**SHORT EXERCISE**:
Repeat only the lines from the one holding "Read this page and output its text content." down to the last line of the listing below, including both of those lines.

**LISTED ENTRIES**:
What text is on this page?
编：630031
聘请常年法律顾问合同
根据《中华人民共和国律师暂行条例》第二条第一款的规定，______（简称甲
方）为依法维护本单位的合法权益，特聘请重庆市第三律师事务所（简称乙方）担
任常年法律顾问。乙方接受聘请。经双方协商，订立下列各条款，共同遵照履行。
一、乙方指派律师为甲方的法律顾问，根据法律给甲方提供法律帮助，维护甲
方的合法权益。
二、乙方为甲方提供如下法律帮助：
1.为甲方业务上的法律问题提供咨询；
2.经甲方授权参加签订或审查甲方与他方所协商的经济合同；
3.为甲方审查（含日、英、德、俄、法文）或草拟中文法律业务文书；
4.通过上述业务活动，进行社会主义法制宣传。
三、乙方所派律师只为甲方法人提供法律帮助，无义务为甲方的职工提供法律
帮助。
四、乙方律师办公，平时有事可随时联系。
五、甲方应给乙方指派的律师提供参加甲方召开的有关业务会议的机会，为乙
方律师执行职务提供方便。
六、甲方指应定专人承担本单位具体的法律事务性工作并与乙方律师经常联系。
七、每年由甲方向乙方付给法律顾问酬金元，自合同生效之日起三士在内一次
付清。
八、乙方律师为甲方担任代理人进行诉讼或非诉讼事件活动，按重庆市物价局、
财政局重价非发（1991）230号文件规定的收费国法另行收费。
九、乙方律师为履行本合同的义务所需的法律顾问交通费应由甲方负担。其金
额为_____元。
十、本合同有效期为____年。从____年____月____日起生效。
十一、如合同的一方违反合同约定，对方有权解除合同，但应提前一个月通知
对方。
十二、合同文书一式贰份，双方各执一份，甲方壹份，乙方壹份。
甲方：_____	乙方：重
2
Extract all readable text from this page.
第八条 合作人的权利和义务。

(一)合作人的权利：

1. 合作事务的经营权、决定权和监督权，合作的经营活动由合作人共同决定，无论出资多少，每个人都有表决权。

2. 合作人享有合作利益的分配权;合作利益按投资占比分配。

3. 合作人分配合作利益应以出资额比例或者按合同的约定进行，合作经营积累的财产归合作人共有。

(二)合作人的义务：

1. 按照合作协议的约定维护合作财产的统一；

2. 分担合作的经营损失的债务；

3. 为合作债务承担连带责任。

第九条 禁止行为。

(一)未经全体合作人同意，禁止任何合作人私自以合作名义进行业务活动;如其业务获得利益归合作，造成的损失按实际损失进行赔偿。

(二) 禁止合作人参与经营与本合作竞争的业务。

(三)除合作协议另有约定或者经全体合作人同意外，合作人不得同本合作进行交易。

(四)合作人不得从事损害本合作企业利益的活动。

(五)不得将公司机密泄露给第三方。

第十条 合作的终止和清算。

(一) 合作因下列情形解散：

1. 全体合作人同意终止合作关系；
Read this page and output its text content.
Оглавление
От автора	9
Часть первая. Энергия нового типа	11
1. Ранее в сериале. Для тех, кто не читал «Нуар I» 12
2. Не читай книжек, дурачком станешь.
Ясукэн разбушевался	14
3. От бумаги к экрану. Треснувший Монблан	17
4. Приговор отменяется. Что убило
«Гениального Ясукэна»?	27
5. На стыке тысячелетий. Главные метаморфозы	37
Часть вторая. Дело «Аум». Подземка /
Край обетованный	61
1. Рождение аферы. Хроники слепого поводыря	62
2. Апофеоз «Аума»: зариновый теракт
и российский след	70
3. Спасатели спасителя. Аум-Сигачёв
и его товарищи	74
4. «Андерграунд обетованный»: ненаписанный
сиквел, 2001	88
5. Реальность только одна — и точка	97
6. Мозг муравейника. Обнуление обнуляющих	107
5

**RESPONSE TO THIS EXERCISE**:
Read this page and output its text content.
Оглавление
От автора	9
Часть первая. Энергия нового типа	11
1. Ранее в сериале. Для тех, кто не читал «Нуар I» 12
2. Не читай книжек, дурачком станешь.
Ясукэн разбушевался	14
3. От бумаги к экрану. Треснувший Монблан	17
4. Приговор отменяется. Что убило
«Гениального Ясукэна»?	27
5. На стыке тысячелетий. Главные метаморфозы	37
Часть вторая. Дело «Аум». Подземка /
Край обетованный	61
1. Рождение аферы. Хроники слепого поводыря	62
2. Апофеоз «Аума»: зариновый теракт
и российский след	70
3. Спасатели спасителя. Аум-Сигачёв
и его товарищи	74
4. «Андерграунд обетованный»: ненаписанный
сиквел, 2001	88
5. Реальность только одна — и точка	97
6. Мозг муравейника. Обнуление обнуляющих	107
5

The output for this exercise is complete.